WHAT IS NEEDED
Update the records below by changing each "candle-body" to "candlestick-body" and leaving everything else untouched.

PROVIDED RECORDS
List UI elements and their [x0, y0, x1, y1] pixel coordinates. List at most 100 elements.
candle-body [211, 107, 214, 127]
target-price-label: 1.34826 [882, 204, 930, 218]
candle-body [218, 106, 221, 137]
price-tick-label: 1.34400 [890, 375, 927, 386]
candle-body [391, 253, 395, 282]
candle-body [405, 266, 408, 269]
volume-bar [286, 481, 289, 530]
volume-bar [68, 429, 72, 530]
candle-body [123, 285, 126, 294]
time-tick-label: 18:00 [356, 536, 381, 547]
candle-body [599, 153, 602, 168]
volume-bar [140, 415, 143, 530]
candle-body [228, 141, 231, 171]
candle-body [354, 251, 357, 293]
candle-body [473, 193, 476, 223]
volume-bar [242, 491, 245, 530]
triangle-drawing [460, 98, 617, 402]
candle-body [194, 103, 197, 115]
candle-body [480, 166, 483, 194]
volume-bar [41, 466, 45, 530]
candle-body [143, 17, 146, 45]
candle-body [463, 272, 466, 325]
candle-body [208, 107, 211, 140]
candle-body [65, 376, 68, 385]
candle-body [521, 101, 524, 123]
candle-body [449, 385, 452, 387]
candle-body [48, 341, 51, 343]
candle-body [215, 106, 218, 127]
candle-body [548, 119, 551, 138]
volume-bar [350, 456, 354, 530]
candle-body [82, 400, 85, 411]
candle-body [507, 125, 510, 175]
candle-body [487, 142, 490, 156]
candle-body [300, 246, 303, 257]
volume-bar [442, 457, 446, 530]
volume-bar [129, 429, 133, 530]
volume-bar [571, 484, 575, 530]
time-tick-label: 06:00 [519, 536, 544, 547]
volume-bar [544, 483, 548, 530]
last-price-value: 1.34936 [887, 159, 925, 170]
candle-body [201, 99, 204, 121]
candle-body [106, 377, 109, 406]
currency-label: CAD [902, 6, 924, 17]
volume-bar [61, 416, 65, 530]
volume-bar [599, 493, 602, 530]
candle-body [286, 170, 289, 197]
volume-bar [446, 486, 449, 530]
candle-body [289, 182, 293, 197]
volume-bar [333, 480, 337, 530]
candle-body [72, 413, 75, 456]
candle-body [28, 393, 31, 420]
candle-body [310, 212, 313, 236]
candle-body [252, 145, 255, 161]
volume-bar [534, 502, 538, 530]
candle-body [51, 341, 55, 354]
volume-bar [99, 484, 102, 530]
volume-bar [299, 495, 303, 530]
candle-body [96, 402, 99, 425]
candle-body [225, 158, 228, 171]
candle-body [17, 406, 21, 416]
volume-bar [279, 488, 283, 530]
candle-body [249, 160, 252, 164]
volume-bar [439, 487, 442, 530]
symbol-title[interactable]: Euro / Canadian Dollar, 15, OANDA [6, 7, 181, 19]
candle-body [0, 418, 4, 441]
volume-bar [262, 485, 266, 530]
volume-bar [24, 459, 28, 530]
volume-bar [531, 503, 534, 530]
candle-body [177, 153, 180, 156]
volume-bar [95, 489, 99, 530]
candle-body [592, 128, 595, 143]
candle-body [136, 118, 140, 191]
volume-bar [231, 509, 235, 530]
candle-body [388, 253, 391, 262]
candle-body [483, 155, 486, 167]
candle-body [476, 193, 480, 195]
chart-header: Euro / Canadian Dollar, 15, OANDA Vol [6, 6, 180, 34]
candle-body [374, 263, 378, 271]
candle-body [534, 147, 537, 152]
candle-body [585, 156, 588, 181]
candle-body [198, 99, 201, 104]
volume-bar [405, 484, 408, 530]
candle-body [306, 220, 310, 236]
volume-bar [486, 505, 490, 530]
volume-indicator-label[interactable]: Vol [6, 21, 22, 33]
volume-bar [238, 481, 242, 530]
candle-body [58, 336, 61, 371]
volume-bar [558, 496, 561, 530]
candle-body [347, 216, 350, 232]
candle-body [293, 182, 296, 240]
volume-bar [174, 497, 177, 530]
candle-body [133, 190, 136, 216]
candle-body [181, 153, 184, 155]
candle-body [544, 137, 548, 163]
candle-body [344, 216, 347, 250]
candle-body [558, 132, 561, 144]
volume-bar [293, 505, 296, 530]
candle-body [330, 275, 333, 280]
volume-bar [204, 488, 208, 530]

SOLUTION FOR THIS TASK
List UI elements and their [x0, y0, x1, y1] pixel coordinates. List at most 100 elements.
candlestick-body [211, 107, 214, 127]
target-price-label: 1.34826 [882, 204, 930, 218]
candlestick-body [218, 106, 221, 137]
price-tick-label: 1.34400 [890, 375, 927, 386]
candlestick-body [391, 253, 395, 282]
candlestick-body [405, 266, 408, 269]
volume-bar [286, 481, 289, 530]
volume-bar [68, 429, 72, 530]
candlestick-body [123, 285, 126, 294]
time-tick-label: 18:00 [356, 536, 381, 547]
candlestick-body [599, 153, 602, 168]
volume-bar [140, 415, 143, 530]
candlestick-body [228, 141, 231, 171]
candlestick-body [354, 251, 357, 293]
candlestick-body [473, 193, 476, 223]
volume-bar [242, 491, 245, 530]
triangle-drawing [460, 98, 617, 402]
candlestick-body [194, 103, 197, 115]
candlestick-body [480, 166, 483, 194]
volume-bar [41, 466, 45, 530]
candlestick-body [143, 17, 146, 45]
candlestick-body [463, 272, 466, 325]
candlestick-body [208, 107, 211, 140]
candlestick-body [65, 376, 68, 385]
candlestick-body [521, 101, 524, 123]
candlestick-body [449, 385, 452, 387]
candlestick-body [48, 341, 51, 343]
candlestick-body [215, 106, 218, 127]
candlestick-body [548, 119, 551, 138]
volume-bar [350, 456, 354, 530]
candlestick-body [82, 400, 85, 411]
candlestick-body [507, 125, 510, 175]
candlestick-body [487, 142, 490, 156]
candlestick-body [300, 246, 303, 257]
volume-bar [442, 457, 446, 530]
volume-bar [129, 429, 133, 530]
volume-bar [571, 484, 575, 530]
time-tick-label: 06:00 [519, 536, 544, 547]
volume-bar [544, 483, 548, 530]
last-price-value: 1.34936 [887, 159, 925, 170]
candlestick-body [201, 99, 204, 121]
candlestick-body [106, 377, 109, 406]
currency-label: CAD [902, 6, 924, 17]
volume-bar [61, 416, 65, 530]
volume-bar [599, 493, 602, 530]
candlestick-body [286, 170, 289, 197]
volume-bar [446, 486, 449, 530]
candlestick-body [289, 182, 293, 197]
volume-bar [333, 480, 337, 530]
candlestick-body [72, 413, 75, 456]
candlestick-body [28, 393, 31, 420]
candlestick-body [310, 212, 313, 236]
candlestick-body [252, 145, 255, 161]
volume-bar [534, 502, 538, 530]
candlestick-body [51, 341, 55, 354]
volume-bar [99, 484, 102, 530]
volume-bar [299, 495, 303, 530]
candlestick-body [96, 402, 99, 425]
candlestick-body [225, 158, 228, 171]
candlestick-body [17, 406, 21, 416]
volume-bar [279, 488, 283, 530]
candlestick-body [249, 160, 252, 164]
volume-bar [439, 487, 442, 530]
symbol-title[interactable]: Euro / Canadian Dollar, 15, OANDA [6, 7, 181, 19]
candlestick-body [0, 418, 4, 441]
volume-bar [262, 485, 266, 530]
volume-bar [24, 459, 28, 530]
volume-bar [531, 503, 534, 530]
candlestick-body [177, 153, 180, 156]
volume-bar [95, 489, 99, 530]
candlestick-body [592, 128, 595, 143]
candlestick-body [136, 118, 140, 191]
volume-bar [231, 509, 235, 530]
candlestick-body [388, 253, 391, 262]
candlestick-body [483, 155, 486, 167]
candlestick-body [476, 193, 480, 195]
chart-header: Euro / Canadian Dollar, 15, OANDA Vol [6, 6, 180, 34]
candlestick-body [374, 263, 378, 271]
candlestick-body [534, 147, 537, 152]
candlestick-body [585, 156, 588, 181]
candlestick-body [198, 99, 201, 104]
volume-bar [405, 484, 408, 530]
candlestick-body [306, 220, 310, 236]
volume-bar [486, 505, 490, 530]
volume-indicator-label[interactable]: Vol [6, 21, 22, 33]
volume-bar [238, 481, 242, 530]
candlestick-body [58, 336, 61, 371]
volume-bar [558, 496, 561, 530]
candlestick-body [347, 216, 350, 232]
candlestick-body [293, 182, 296, 240]
volume-bar [174, 497, 177, 530]
candlestick-body [133, 190, 136, 216]
candlestick-body [181, 153, 184, 155]
candlestick-body [544, 137, 548, 163]
candlestick-body [344, 216, 347, 250]
candlestick-body [558, 132, 561, 144]
volume-bar [293, 505, 296, 530]
candlestick-body [330, 275, 333, 280]
volume-bar [204, 488, 208, 530]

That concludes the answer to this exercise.